TASK INSTRUCTIONS: Reply with the count of lines holding "JSON", nothing more.

EXTRACTED MATERIAL:
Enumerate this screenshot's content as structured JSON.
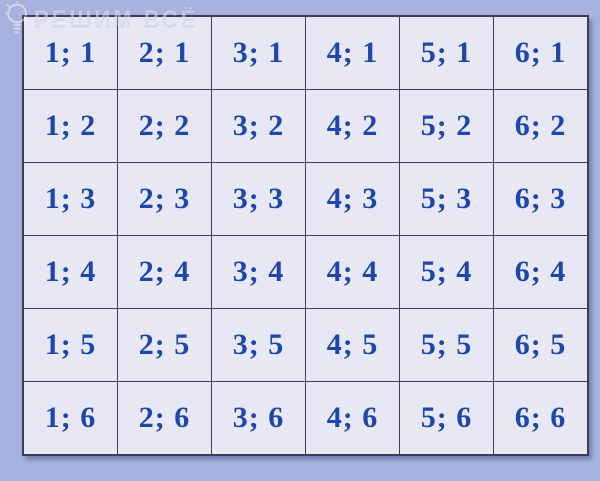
{
  "watermark": {
    "icon": "lightbulb-icon",
    "text": "РЕШИМ ВСЁ"
  },
  "colors": {
    "page_background": "#a8b2de",
    "cell_background": "#e8e8f4",
    "grid_border": "#3d3d55",
    "cell_text": "#1d47ab",
    "watermark_text": "rgba(255,255,255,0.38)"
  },
  "chart_data": {
    "type": "table",
    "rows": [
      [
        "1; 1",
        "2; 1",
        "3; 1",
        "4; 1",
        "5; 1",
        "6; 1"
      ],
      [
        "1; 2",
        "2; 2",
        "3; 2",
        "4; 2",
        "5; 2",
        "6; 2"
      ],
      [
        "1; 3",
        "2; 3",
        "3; 3",
        "4; 3",
        "5; 3",
        "6; 3"
      ],
      [
        "1; 4",
        "2; 4",
        "3; 4",
        "4; 4",
        "5; 4",
        "6; 4"
      ],
      [
        "1; 5",
        "2; 5",
        "3; 5",
        "4; 5",
        "5; 5",
        "6; 5"
      ],
      [
        "1; 6",
        "2; 6",
        "3; 6",
        "4; 6",
        "5; 6",
        "6; 6"
      ]
    ],
    "layout": {
      "grid": "6x6",
      "grid_lines": true,
      "cell_text_format": "column; row"
    }
  }
}
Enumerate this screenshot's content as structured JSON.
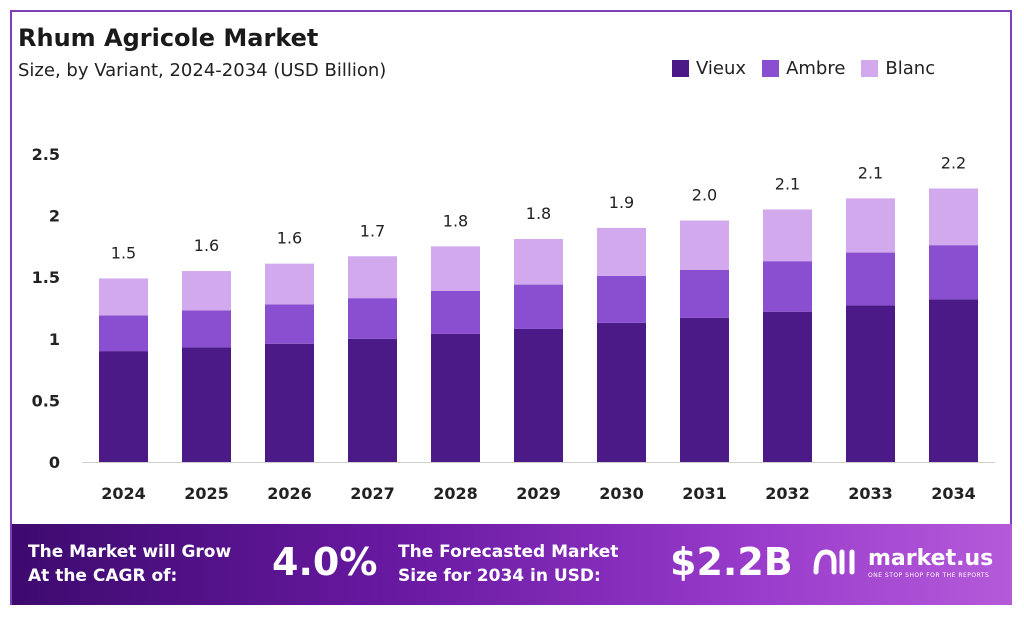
{
  "header": {
    "title": "Rhum Agricole Market",
    "subtitle": "Size, by Variant, 2024-2034 (USD Billion)"
  },
  "colors": {
    "Vieux": "#4b1a86",
    "Ambre": "#8a4fd0",
    "Blanc": "#d1a9ec",
    "banner_start": "#3d0a6e",
    "banner_end": "#b45ad9",
    "frame": "#7e3fb8"
  },
  "chart_data": {
    "type": "bar",
    "stacked": true,
    "categories": [
      "2024",
      "2025",
      "2026",
      "2027",
      "2028",
      "2029",
      "2030",
      "2031",
      "2032",
      "2033",
      "2034"
    ],
    "series": [
      {
        "name": "Vieux",
        "values": [
          0.9,
          0.93,
          0.96,
          1.0,
          1.04,
          1.08,
          1.13,
          1.17,
          1.22,
          1.27,
          1.32
        ]
      },
      {
        "name": "Ambre",
        "values": [
          0.29,
          0.3,
          0.32,
          0.33,
          0.35,
          0.36,
          0.38,
          0.39,
          0.41,
          0.43,
          0.44
        ]
      },
      {
        "name": "Blanc",
        "values": [
          0.3,
          0.32,
          0.33,
          0.34,
          0.36,
          0.37,
          0.39,
          0.4,
          0.42,
          0.44,
          0.46
        ]
      }
    ],
    "totals_labels": [
      "1.5",
      "1.6",
      "1.6",
      "1.7",
      "1.8",
      "1.8",
      "1.9",
      "2.0",
      "2.1",
      "2.1",
      "2.2"
    ],
    "y_ticks": [
      "0",
      "0.5",
      "1",
      "1.5",
      "2",
      "2.5"
    ],
    "ylim": [
      0,
      2.5
    ],
    "xlabel": "",
    "ylabel": "",
    "legend": "top-right",
    "grid": false
  },
  "banner": {
    "cagr_text_line1": "The Market will Grow",
    "cagr_text_line2": "At the CAGR of:",
    "cagr_value": "4.0%",
    "forecast_text_line1": "The Forecasted Market",
    "forecast_text_line2": "Size for 2034 in USD:",
    "forecast_value": "$2.2B",
    "logo_name": "market.us",
    "logo_tagline": "ONE STOP SHOP FOR THE REPORTS"
  }
}
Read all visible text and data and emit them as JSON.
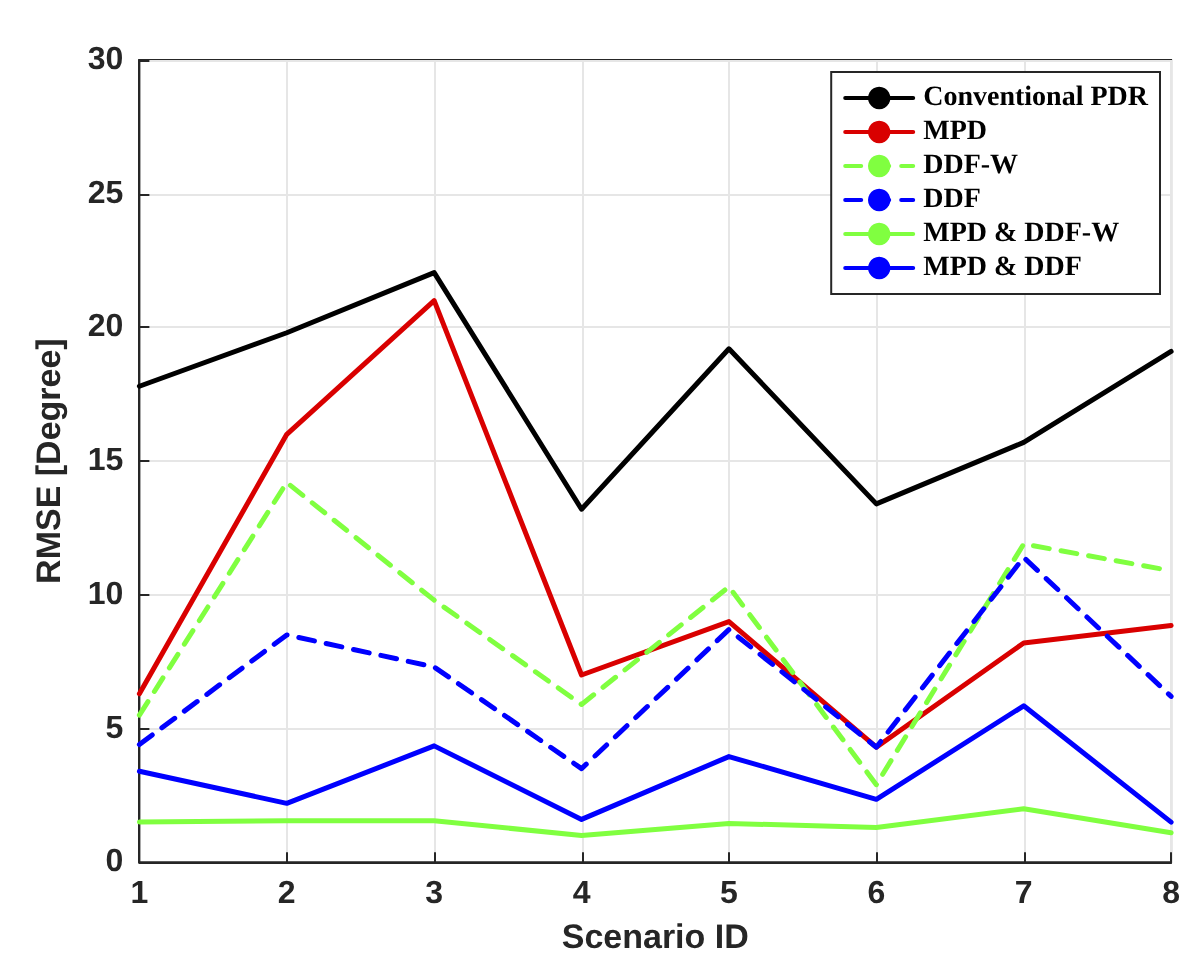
{
  "chart_data": {
    "type": "line",
    "xlabel": "Scenario ID",
    "ylabel": "RMSE [Degree]",
    "x": [
      1,
      2,
      3,
      4,
      5,
      6,
      7,
      8
    ],
    "xlim": [
      1,
      8
    ],
    "xticks": [
      1,
      2,
      3,
      4,
      5,
      6,
      7,
      8
    ],
    "ylim": [
      0,
      30
    ],
    "yticks": [
      0,
      5,
      10,
      15,
      20,
      25,
      30
    ],
    "grid": true,
    "legend": "top right",
    "marker": "none",
    "series": [
      {
        "name": "Conventional PDR",
        "color": "#000000",
        "line_style": "solid",
        "values": [
          17.8,
          19.8,
          22.05,
          13.2,
          19.2,
          13.4,
          15.7,
          19.1
        ]
      },
      {
        "name": "MPD",
        "color": "#d90000",
        "line_style": "solid",
        "values": [
          6.3,
          16.0,
          21.0,
          7.0,
          9.0,
          4.3,
          8.2,
          8.85
        ]
      },
      {
        "name": "DDF-W",
        "color": "#80ff40",
        "line_style": "dashed",
        "values": [
          5.5,
          14.2,
          9.8,
          5.9,
          10.3,
          2.9,
          11.9,
          10.9
        ]
      },
      {
        "name": "DDF",
        "color": "#0000ff",
        "line_style": "dashed",
        "values": [
          4.4,
          8.5,
          7.3,
          3.5,
          8.7,
          4.3,
          11.4,
          6.2
        ]
      },
      {
        "name": "MPD & DDF-W",
        "color": "#80ff40",
        "line_style": "solid",
        "values": [
          1.5,
          1.55,
          1.55,
          1.0,
          1.45,
          1.3,
          2.0,
          1.1
        ]
      },
      {
        "name": "MPD & DDF",
        "color": "#0000ff",
        "line_style": "solid",
        "values": [
          3.4,
          2.2,
          4.35,
          1.6,
          3.95,
          2.35,
          5.85,
          1.5
        ]
      }
    ]
  }
}
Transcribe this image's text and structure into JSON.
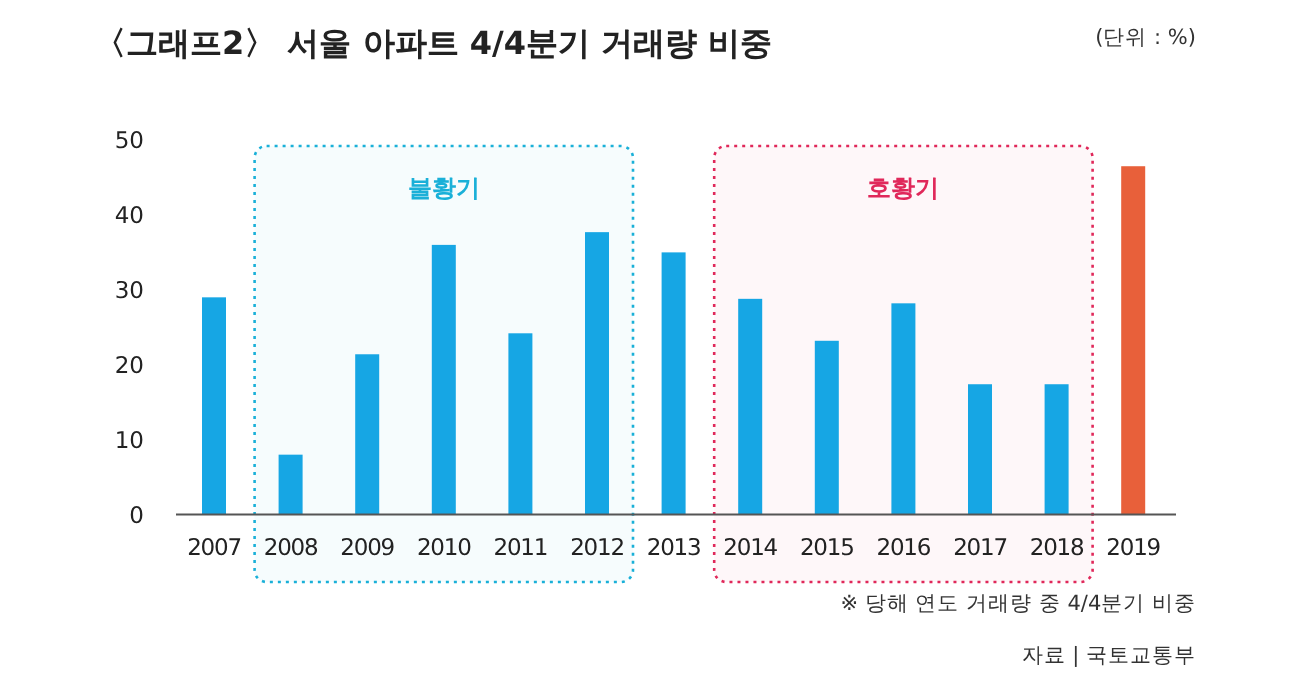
{
  "chart_data": {
    "type": "bar",
    "title": "〈그래프2〉 서울 아파트 4/4분기 거래량 비중",
    "categories": [
      "2007",
      "2008",
      "2009",
      "2010",
      "2011",
      "2012",
      "2013",
      "2014",
      "2015",
      "2016",
      "2017",
      "2018",
      "2019"
    ],
    "values": [
      29,
      8,
      21.4,
      36,
      24.2,
      37.7,
      35,
      28.8,
      23.2,
      28.2,
      17.4,
      17.4,
      46.5
    ],
    "colors": [
      "#16a6e4",
      "#16a6e4",
      "#16a6e4",
      "#16a6e4",
      "#16a6e4",
      "#16a6e4",
      "#16a6e4",
      "#16a6e4",
      "#16a6e4",
      "#16a6e4",
      "#16a6e4",
      "#16a6e4",
      "#e8603a"
    ],
    "ylim": [
      0,
      50
    ],
    "yticks": [
      0,
      10,
      20,
      30,
      40,
      50
    ],
    "bands": [
      {
        "axis": "x",
        "from": "2008",
        "to": "2012",
        "label": "불황기",
        "color": "#1ab0d8"
      },
      {
        "axis": "x",
        "from": "2014",
        "to": "2018",
        "label": "호황기",
        "color": "#e0285a"
      }
    ],
    "annotations": [
      "(단위 : %)",
      "※ 당해 연도 거래량 중 4/4분기 비중",
      "자료 | 국토교통부"
    ],
    "grid": false
  }
}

IN RESPONSE: 4